◆ EXERCISE OBJECTIVE: Please output the lines shown below exactly as they appear.

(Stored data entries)
──────

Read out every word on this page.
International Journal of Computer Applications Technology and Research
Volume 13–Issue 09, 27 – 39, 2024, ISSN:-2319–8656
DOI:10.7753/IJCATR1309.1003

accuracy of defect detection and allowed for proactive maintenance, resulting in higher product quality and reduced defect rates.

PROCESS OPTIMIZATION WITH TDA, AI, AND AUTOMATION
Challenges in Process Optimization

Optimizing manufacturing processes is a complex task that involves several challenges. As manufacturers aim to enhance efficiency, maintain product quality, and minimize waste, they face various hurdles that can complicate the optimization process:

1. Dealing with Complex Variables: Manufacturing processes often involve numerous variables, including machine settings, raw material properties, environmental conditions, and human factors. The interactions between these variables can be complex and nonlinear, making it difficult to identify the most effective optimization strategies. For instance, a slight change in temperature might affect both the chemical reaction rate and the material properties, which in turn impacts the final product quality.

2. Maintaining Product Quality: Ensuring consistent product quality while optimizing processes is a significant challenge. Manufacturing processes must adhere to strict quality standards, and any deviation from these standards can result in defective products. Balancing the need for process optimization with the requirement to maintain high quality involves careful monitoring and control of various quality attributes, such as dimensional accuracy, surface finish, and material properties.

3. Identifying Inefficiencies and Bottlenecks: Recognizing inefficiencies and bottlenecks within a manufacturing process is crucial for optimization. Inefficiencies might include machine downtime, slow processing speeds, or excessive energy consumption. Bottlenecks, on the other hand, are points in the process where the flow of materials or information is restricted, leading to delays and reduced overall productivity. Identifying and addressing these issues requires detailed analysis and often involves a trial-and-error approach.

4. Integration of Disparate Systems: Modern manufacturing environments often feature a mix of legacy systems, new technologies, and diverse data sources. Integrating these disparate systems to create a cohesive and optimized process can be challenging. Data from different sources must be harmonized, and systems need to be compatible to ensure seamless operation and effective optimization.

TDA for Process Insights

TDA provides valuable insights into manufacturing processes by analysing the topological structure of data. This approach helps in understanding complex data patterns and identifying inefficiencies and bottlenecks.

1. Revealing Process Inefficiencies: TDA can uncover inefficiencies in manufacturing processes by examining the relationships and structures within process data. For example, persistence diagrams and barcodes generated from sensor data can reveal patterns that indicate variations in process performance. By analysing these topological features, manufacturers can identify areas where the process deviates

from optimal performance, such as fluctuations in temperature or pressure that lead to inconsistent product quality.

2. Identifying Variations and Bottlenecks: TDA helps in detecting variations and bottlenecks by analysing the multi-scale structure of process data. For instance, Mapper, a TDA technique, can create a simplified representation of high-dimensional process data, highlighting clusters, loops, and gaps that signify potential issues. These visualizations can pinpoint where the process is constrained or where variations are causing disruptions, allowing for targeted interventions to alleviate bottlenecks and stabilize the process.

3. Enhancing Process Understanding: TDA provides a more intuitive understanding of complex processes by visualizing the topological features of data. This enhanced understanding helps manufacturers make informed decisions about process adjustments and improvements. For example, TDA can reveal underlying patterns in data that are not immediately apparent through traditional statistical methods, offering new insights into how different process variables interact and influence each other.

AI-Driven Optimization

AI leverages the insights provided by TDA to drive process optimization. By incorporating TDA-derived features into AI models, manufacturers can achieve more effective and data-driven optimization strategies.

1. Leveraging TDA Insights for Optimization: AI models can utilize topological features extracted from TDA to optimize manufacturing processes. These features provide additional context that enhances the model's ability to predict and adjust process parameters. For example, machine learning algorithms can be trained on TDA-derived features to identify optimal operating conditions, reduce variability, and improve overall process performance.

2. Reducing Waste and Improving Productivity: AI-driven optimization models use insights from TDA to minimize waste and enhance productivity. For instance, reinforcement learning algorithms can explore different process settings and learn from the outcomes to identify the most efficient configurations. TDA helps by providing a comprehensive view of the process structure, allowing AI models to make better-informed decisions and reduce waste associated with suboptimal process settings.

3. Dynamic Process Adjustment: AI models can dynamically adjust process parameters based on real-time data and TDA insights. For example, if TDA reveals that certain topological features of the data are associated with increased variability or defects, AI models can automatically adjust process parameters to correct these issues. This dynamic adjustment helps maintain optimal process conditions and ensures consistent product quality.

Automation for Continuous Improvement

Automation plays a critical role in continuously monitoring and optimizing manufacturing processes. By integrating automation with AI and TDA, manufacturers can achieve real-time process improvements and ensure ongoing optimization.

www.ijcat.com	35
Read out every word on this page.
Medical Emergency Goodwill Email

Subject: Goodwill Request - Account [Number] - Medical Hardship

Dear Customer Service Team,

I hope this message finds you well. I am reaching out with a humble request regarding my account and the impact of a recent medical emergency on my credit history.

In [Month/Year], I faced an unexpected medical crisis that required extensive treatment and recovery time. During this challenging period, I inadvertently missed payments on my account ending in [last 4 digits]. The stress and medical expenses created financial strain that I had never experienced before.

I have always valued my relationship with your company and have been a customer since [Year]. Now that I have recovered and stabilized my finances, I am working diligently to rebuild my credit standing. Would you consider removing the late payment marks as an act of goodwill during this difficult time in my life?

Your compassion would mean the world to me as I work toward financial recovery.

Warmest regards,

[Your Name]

──────

◆ WRITTEN REPLY:
Read out every word on this page.
International Journal of Computer Applications Technology and Research
Volume 13–Issue 09, 27 – 39, 2024, ISSN:-2319–8656
DOI:10.7753/IJCATR1309.1003

accuracy of defect detection and allowed for proactive maintenance, resulting in higher product quality and reduced defect rates.

PROCESS OPTIMIZATION WITH TDA, AI, AND AUTOMATION
Challenges in Process Optimization

Optimizing manufacturing processes is a complex task that involves several challenges. As manufacturers aim to enhance efficiency, maintain product quality, and minimize waste, they face various hurdles that can complicate the optimization process:

1. Dealing with Complex Variables: Manufacturing processes often involve numerous variables, including machine settings, raw material properties, environmental conditions, and human factors. The interactions between these variables can be complex and nonlinear, making it difficult to identify the most effective optimization strategies. For instance, a slight change in temperature might affect both the chemical reaction rate and the material properties, which in turn impacts the final product quality.

2. Maintaining Product Quality: Ensuring consistent product quality while optimizing processes is a significant challenge. Manufacturing processes must adhere to strict quality standards, and any deviation from these standards can result in defective products. Balancing the need for process optimization with the requirement to maintain high quality involves careful monitoring and control of various quality attributes, such as dimensional accuracy, surface finish, and material properties.

3. Identifying Inefficiencies and Bottlenecks: Recognizing inefficiencies and bottlenecks within a manufacturing process is crucial for optimization. Inefficiencies might include machine downtime, slow processing speeds, or excessive energy consumption. Bottlenecks, on the other hand, are points in the process where the flow of materials or information is restricted, leading to delays and reduced overall productivity. Identifying and addressing these issues requires detailed analysis and often involves a trial-and-error approach.

4. Integration of Disparate Systems: Modern manufacturing environments often feature a mix of legacy systems, new technologies, and diverse data sources. Integrating these disparate systems to create a cohesive and optimized process can be challenging. Data from different sources must be harmonized, and systems need to be compatible to ensure seamless operation and effective optimization.

TDA for Process Insights

TDA provides valuable insights into manufacturing processes by analysing the topological structure of data. This approach helps in understanding complex data patterns and identifying inefficiencies and bottlenecks.

1. Revealing Process Inefficiencies: TDA can uncover inefficiencies in manufacturing processes by examining the relationships and structures within process data. For example, persistence diagrams and barcodes generated from sensor data can reveal patterns that indicate variations in process performance. By analysing these topological features, manufacturers can identify areas where the process deviates

from optimal performance, such as fluctuations in temperature or pressure that lead to inconsistent product quality.

2. Identifying Variations and Bottlenecks: TDA helps in detecting variations and bottlenecks by analysing the multi-scale structure of process data. For instance, Mapper, a TDA technique, can create a simplified representation of high-dimensional process data, highlighting clusters, loops, and gaps that signify potential issues. These visualizations can pinpoint where the process is constrained or where variations are causing disruptions, allowing for targeted interventions to alleviate bottlenecks and stabilize the process.

3. Enhancing Process Understanding: TDA provides a more intuitive understanding of complex processes by visualizing the topological features of data. This enhanced understanding helps manufacturers make informed decisions about process adjustments and improvements. For example, TDA can reveal underlying patterns in data that are not immediately apparent through traditional statistical methods, offering new insights into how different process variables interact and influence each other.

AI-Driven Optimization

AI leverages the insights provided by TDA to drive process optimization. By incorporating TDA-derived features into AI models, manufacturers can achieve more effective and data-driven optimization strategies.

1. Leveraging TDA Insights for Optimization: AI models can utilize topological features extracted from TDA to optimize manufacturing processes. These features provide additional context that enhances the model's ability to predict and adjust process parameters. For example, machine learning algorithms can be trained on TDA-derived features to identify optimal operating conditions, reduce variability, and improve overall process performance.

2. Reducing Waste and Improving Productivity: AI-driven optimization models use insights from TDA to minimize waste and enhance productivity. For instance, reinforcement learning algorithms can explore different process settings and learn from the outcomes to identify the most efficient configurations. TDA helps by providing a comprehensive view of the process structure, allowing AI models to make better-informed decisions and reduce waste associated with suboptimal process settings.

3. Dynamic Process Adjustment: AI models can dynamically adjust process parameters based on real-time data and TDA insights. For example, if TDA reveals that certain topological features of the data are associated with increased variability or defects, AI models can automatically adjust process parameters to correct these issues. This dynamic adjustment helps maintain optimal process conditions and ensures consistent product quality.

Automation for Continuous Improvement

Automation plays a critical role in continuously monitoring and optimizing manufacturing processes. By integrating automation with AI and TDA, manufacturers can achieve real-time process improvements and ensure ongoing optimization.

www.ijcat.com	35
Read out every word on this page.
Medical Emergency Goodwill Email

Subject: Goodwill Request - Account [Number] - Medical Hardship

Dear Customer Service Team,

I hope this message finds you well. I am reaching out with a humble request regarding my account and the impact of a recent medical emergency on my credit history.

In [Month/Year], I faced an unexpected medical crisis that required extensive treatment and recovery time. During this challenging period, I inadvertently missed payments on my account ending in [last 4 digits]. The stress and medical expenses created financial strain that I had never experienced before.

I have always valued my relationship with your company and have been a customer since [Year]. Now that I have recovered and stabilized my finances, I am working diligently to rebuild my credit standing. Would you consider removing the late payment marks as an act of goodwill during this difficult time in my life?

Your compassion would mean the world to me as I work toward financial recovery.

Warmest regards,

[Your Name]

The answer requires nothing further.